Element box records:
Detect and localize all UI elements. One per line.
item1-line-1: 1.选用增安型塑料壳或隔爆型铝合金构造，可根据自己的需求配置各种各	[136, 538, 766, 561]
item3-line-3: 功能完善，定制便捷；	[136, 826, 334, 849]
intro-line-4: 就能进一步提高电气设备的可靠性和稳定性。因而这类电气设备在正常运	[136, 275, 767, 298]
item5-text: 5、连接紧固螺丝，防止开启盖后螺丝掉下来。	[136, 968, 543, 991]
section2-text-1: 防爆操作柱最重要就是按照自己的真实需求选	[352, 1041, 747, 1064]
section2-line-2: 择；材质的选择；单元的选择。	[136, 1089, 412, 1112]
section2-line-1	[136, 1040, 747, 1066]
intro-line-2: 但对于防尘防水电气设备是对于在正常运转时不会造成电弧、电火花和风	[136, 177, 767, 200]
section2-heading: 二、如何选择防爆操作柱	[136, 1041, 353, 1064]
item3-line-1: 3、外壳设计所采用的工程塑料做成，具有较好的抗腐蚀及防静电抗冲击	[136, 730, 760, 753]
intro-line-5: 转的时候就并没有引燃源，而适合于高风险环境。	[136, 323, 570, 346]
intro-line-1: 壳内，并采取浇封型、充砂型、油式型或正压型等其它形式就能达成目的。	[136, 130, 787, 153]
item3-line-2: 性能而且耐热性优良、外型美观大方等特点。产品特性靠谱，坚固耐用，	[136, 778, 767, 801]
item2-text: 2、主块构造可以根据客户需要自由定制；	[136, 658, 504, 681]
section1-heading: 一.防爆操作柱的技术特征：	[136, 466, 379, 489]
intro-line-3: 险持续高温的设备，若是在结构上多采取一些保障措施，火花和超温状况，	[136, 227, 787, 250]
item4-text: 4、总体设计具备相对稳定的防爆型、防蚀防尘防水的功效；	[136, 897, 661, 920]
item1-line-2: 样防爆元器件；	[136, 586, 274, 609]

→ **Work to complete**: Replace "localize" with "locate" in everything from the start of the rows down to the line containing "1040, 747, 1066]", and return only those lines, otherwise unchanged.

→ **Task solution**:
Detect and locate all UI elements. One per line.
item1-line-1: 1.选用增安型塑料壳或隔爆型铝合金构造，可根据自己的需求配置各种各	[136, 538, 766, 561]
item3-line-3: 功能完善，定制便捷；	[136, 826, 334, 849]
intro-line-4: 就能进一步提高电气设备的可靠性和稳定性。因而这类电气设备在正常运	[136, 275, 767, 298]
item5-text: 5、连接紧固螺丝，防止开启盖后螺丝掉下来。	[136, 968, 543, 991]
section2-text-1: 防爆操作柱最重要就是按照自己的真实需求选	[352, 1041, 747, 1064]
section2-line-2: 择；材质的选择；单元的选择。	[136, 1089, 412, 1112]
section2-line-1	[136, 1040, 747, 1066]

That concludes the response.